• [Given request]
Return each line of the listing that contains the string "¹³C₁".

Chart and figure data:
■ ■ ■

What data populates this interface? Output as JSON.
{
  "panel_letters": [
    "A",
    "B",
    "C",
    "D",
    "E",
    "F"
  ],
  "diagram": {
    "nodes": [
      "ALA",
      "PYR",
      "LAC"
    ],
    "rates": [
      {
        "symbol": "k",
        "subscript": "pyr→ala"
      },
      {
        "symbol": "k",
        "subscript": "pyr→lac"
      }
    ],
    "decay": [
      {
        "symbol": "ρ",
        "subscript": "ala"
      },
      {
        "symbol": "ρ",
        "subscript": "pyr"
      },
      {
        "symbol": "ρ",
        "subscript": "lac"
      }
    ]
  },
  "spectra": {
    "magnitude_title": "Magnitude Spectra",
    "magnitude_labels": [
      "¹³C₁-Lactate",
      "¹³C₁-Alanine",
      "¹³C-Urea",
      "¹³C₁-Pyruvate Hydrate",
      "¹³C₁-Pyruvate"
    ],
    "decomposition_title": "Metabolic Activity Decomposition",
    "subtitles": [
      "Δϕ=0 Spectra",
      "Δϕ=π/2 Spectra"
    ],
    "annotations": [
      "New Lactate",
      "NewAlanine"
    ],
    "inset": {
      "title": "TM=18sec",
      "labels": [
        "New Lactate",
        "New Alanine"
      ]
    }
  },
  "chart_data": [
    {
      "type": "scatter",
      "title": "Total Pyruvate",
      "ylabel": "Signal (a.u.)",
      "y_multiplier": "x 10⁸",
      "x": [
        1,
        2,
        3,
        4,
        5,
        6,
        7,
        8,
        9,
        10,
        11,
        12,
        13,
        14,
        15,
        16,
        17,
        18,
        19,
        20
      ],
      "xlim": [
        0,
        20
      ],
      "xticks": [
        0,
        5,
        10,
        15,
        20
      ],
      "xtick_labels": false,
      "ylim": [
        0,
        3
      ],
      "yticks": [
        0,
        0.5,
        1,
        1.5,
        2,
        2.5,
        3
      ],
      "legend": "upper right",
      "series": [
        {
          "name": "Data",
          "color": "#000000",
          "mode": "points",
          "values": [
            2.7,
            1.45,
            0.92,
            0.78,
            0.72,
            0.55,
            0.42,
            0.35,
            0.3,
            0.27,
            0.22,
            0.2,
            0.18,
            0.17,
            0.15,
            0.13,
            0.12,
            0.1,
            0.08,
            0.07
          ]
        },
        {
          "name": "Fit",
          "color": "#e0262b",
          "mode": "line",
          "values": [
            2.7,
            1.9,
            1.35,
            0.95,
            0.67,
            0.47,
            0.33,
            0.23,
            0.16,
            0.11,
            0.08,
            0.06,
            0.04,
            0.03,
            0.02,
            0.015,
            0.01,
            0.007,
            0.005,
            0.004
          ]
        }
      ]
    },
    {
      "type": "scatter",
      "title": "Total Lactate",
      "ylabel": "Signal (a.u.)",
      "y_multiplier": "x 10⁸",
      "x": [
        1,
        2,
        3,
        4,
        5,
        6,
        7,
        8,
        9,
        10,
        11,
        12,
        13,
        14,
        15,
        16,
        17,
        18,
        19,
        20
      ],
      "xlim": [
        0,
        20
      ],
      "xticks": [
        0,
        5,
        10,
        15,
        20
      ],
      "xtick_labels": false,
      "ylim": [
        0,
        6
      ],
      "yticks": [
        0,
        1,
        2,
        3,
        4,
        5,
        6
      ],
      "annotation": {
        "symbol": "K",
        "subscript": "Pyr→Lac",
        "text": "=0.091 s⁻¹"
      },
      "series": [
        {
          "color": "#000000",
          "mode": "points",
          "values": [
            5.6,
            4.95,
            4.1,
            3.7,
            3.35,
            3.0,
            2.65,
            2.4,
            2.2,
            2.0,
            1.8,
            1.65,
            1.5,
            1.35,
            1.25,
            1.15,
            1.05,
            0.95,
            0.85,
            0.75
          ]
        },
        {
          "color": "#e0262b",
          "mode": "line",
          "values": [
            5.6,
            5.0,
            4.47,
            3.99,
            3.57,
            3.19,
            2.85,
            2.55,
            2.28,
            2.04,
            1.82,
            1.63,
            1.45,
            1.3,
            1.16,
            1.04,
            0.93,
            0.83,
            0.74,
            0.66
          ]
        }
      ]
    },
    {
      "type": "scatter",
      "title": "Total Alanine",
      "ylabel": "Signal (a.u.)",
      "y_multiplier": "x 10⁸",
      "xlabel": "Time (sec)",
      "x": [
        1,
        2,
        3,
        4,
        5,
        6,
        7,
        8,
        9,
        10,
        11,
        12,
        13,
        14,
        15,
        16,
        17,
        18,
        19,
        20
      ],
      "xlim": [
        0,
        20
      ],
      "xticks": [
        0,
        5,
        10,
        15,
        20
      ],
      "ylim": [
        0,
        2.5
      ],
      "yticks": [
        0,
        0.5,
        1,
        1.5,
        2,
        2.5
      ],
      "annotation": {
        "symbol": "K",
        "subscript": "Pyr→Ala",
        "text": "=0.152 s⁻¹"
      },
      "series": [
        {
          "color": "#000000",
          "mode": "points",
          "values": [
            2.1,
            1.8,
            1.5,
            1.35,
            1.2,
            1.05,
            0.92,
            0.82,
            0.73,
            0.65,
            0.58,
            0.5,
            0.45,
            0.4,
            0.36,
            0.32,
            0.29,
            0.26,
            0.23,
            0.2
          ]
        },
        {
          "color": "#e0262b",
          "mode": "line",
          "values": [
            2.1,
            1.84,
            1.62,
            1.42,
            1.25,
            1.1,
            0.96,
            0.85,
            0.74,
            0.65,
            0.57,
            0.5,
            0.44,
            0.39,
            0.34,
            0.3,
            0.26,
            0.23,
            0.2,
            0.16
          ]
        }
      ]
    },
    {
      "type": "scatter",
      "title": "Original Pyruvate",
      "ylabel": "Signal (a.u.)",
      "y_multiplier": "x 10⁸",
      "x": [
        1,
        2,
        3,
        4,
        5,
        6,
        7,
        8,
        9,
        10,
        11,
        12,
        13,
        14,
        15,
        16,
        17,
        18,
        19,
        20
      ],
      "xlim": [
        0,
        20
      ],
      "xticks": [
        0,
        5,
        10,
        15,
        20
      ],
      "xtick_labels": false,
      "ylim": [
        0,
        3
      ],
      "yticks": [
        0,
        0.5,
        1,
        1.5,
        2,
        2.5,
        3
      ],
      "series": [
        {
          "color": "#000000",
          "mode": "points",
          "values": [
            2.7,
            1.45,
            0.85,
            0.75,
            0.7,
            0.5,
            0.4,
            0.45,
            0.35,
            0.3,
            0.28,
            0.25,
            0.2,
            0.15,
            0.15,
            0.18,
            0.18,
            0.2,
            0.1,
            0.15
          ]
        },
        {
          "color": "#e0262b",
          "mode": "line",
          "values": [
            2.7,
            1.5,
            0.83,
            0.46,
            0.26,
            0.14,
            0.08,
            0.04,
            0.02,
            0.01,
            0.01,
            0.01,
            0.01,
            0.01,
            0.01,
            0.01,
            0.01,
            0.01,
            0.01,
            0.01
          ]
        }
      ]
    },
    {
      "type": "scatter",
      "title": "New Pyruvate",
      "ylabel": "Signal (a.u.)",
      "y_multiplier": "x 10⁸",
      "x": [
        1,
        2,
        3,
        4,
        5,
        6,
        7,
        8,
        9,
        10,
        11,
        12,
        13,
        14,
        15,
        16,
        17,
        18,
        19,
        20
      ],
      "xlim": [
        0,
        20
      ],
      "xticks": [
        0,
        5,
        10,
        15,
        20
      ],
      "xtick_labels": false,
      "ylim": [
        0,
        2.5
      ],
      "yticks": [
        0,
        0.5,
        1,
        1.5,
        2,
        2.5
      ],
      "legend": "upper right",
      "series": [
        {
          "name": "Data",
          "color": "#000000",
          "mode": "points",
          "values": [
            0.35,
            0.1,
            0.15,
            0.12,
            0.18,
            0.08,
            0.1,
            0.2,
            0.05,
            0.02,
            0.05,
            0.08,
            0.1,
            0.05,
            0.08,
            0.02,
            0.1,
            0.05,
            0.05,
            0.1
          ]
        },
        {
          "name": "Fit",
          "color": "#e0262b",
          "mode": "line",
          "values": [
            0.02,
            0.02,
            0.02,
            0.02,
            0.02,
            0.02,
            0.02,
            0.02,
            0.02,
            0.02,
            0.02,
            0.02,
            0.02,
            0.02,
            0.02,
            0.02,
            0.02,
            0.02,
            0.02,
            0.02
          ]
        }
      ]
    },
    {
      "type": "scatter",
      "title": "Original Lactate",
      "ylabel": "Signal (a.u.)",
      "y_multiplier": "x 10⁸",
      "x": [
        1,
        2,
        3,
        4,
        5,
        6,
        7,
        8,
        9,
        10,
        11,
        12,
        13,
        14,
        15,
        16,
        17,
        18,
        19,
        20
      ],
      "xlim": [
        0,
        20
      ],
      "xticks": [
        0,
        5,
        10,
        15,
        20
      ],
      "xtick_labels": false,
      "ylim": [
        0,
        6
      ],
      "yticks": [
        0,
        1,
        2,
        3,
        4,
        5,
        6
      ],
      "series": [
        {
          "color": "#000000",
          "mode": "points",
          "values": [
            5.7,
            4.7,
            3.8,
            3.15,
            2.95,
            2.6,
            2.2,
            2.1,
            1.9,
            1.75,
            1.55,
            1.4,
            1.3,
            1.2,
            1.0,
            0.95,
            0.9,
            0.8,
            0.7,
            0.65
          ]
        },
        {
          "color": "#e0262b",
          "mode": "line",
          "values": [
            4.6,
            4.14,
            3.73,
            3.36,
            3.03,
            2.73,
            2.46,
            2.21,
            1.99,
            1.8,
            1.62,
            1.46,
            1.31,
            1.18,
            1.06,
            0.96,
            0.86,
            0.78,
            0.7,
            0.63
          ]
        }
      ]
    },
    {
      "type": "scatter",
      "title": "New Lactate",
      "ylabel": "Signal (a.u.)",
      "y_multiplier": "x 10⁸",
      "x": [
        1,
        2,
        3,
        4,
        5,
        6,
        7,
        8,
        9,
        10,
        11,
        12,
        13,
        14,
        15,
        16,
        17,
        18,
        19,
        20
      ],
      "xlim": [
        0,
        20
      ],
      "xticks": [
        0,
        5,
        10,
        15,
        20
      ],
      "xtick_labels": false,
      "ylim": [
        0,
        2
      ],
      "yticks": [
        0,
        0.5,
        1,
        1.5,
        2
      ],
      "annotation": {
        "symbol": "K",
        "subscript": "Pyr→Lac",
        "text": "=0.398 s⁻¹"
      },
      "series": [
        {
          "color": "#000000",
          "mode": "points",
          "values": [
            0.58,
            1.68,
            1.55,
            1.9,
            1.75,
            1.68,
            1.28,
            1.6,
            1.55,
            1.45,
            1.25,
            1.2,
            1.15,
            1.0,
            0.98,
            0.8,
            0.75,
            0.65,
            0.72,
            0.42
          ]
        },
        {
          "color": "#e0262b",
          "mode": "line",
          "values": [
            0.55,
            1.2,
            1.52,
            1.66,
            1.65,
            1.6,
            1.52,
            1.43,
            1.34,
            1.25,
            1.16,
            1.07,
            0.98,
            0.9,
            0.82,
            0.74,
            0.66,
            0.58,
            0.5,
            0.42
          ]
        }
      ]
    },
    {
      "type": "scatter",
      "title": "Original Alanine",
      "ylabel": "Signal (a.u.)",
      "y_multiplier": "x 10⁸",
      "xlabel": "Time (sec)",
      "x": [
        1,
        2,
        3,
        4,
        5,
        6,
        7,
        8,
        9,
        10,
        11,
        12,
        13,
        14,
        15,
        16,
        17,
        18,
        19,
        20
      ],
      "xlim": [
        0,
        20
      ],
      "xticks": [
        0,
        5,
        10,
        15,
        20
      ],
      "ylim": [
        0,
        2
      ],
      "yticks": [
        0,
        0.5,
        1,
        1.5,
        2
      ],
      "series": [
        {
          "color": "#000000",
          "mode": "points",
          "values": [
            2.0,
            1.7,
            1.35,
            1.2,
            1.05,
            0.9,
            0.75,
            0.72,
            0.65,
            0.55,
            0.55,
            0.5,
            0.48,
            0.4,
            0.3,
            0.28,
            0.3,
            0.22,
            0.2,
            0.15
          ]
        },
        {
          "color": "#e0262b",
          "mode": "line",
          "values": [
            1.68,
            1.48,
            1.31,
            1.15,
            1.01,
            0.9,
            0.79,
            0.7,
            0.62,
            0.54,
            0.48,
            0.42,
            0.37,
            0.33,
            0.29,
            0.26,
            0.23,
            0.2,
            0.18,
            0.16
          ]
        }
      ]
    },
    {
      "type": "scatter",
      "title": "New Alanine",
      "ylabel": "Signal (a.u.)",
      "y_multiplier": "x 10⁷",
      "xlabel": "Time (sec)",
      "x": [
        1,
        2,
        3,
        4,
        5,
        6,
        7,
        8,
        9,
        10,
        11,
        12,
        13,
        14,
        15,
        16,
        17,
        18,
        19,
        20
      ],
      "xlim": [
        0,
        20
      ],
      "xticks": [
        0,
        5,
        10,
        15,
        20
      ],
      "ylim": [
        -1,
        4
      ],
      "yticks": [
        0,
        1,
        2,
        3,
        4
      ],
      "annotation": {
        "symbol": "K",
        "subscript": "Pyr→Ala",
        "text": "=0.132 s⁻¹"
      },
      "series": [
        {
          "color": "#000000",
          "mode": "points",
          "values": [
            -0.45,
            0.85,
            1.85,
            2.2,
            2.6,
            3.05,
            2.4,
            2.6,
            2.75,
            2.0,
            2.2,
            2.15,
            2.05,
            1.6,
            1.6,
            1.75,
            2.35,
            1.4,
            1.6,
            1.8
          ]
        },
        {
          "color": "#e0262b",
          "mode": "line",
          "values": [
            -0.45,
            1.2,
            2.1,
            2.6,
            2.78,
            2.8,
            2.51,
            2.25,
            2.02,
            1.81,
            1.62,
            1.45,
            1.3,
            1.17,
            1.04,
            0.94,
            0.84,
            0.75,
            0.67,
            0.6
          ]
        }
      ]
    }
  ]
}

■ ■ ■

• [Solution to the problem]
      "¹³C₁-Lactate",
      "¹³C₁-Alanine",
      "¹³C₁-Pyruvate Hydrate",
      "¹³C₁-Pyruvate"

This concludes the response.